# DATA TO PROCESS
* Begin *
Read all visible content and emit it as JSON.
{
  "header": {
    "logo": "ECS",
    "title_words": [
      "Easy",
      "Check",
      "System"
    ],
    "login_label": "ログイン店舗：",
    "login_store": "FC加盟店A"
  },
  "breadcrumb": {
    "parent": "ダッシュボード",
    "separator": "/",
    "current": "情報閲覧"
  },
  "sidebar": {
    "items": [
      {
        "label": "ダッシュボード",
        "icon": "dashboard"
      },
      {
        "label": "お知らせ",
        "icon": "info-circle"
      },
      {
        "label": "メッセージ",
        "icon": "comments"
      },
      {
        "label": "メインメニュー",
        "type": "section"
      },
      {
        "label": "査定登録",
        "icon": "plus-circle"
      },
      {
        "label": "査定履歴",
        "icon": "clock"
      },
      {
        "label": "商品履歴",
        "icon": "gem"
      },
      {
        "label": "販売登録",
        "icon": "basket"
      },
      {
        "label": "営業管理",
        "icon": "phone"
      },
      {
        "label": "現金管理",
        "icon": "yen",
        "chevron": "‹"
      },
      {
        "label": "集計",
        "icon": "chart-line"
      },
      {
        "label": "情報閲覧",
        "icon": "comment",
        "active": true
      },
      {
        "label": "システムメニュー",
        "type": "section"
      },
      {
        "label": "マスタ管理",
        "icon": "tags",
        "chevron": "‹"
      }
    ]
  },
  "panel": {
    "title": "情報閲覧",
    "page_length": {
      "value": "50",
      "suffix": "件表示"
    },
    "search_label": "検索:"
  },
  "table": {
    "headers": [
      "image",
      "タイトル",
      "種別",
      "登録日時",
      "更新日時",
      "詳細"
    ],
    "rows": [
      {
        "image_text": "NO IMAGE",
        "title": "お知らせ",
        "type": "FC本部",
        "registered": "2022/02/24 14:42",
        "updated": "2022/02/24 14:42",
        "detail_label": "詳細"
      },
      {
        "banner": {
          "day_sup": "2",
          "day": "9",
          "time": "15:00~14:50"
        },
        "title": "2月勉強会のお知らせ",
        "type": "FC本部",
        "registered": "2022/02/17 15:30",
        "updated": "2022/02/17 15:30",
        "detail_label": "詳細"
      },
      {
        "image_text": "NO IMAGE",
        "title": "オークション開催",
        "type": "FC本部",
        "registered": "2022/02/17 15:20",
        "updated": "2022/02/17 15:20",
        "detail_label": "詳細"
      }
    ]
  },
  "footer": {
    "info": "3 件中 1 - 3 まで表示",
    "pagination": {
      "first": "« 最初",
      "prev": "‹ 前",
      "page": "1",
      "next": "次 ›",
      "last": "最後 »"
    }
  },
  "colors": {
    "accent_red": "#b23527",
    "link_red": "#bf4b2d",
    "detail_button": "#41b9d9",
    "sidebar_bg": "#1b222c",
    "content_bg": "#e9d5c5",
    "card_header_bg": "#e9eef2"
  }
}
* End *
# YOUR OBJECTIVE
Exactly reproduce every line of the data above.

# RESULT
Read all visible content and emit it as JSON.
{
  "header": {
    "logo": "ECS",
    "title_words": [
      "Easy",
      "Check",
      "System"
    ],
    "login_label": "ログイン店舗：",
    "login_store": "FC加盟店A"
  },
  "breadcrumb": {
    "parent": "ダッシュボード",
    "separator": "/",
    "current": "情報閲覧"
  },
  "sidebar": {
    "items": [
      {
        "label": "ダッシュボード",
        "icon": "dashboard"
      },
      {
        "label": "お知らせ",
        "icon": "info-circle"
      },
      {
        "label": "メッセージ",
        "icon": "comments"
      },
      {
        "label": "メインメニュー",
        "type": "section"
      },
      {
        "label": "査定登録",
        "icon": "plus-circle"
      },
      {
        "label": "査定履歴",
        "icon": "clock"
      },
      {
        "label": "商品履歴",
        "icon": "gem"
      },
      {
        "label": "販売登録",
        "icon": "basket"
      },
      {
        "label": "営業管理",
        "icon": "phone"
      },
      {
        "label": "現金管理",
        "icon": "yen",
        "chevron": "‹"
      },
      {
        "label": "集計",
        "icon": "chart-line"
      },
      {
        "label": "情報閲覧",
        "icon": "comment",
        "active": true
      },
      {
        "label": "システムメニュー",
        "type": "section"
      },
      {
        "label": "マスタ管理",
        "icon": "tags",
        "chevron": "‹"
      }
    ]
  },
  "panel": {
    "title": "情報閲覧",
    "page_length": {
      "value": "50",
      "suffix": "件表示"
    },
    "search_label": "検索:"
  },
  "table": {
    "headers": [
      "image",
      "タイトル",
      "種別",
      "登録日時",
      "更新日時",
      "詳細"
    ],
    "rows": [
      {
        "image_text": "NO IMAGE",
        "title": "お知らせ",
        "type": "FC本部",
        "registered": "2022/02/24 14:42",
        "updated": "2022/02/24 14:42",
        "detail_label": "詳細"
      },
      {
        "banner": {
          "day_sup": "2",
          "day": "9",
          "time": "15:00~14:50"
        },
        "title": "2月勉強会のお知らせ",
        "type": "FC本部",
        "registered": "2022/02/17 15:30",
        "updated": "2022/02/17 15:30",
        "detail_label": "詳細"
      },
      {
        "image_text": "NO IMAGE",
        "title": "オークション開催",
        "type": "FC本部",
        "registered": "2022/02/17 15:20",
        "updated": "2022/02/17 15:20",
        "detail_label": "詳細"
      }
    ]
  },
  "footer": {
    "info": "3 件中 1 - 3 まで表示",
    "pagination": {
      "first": "« 最初",
      "prev": "‹ 前",
      "page": "1",
      "next": "次 ›",
      "last": "最後 »"
    }
  },
  "colors": {
    "accent_red": "#b23527",
    "link_red": "#bf4b2d",
    "detail_button": "#41b9d9",
    "sidebar_bg": "#1b222c",
    "content_bg": "#e9d5c5",
    "card_header_bg": "#e9eef2"
  }
}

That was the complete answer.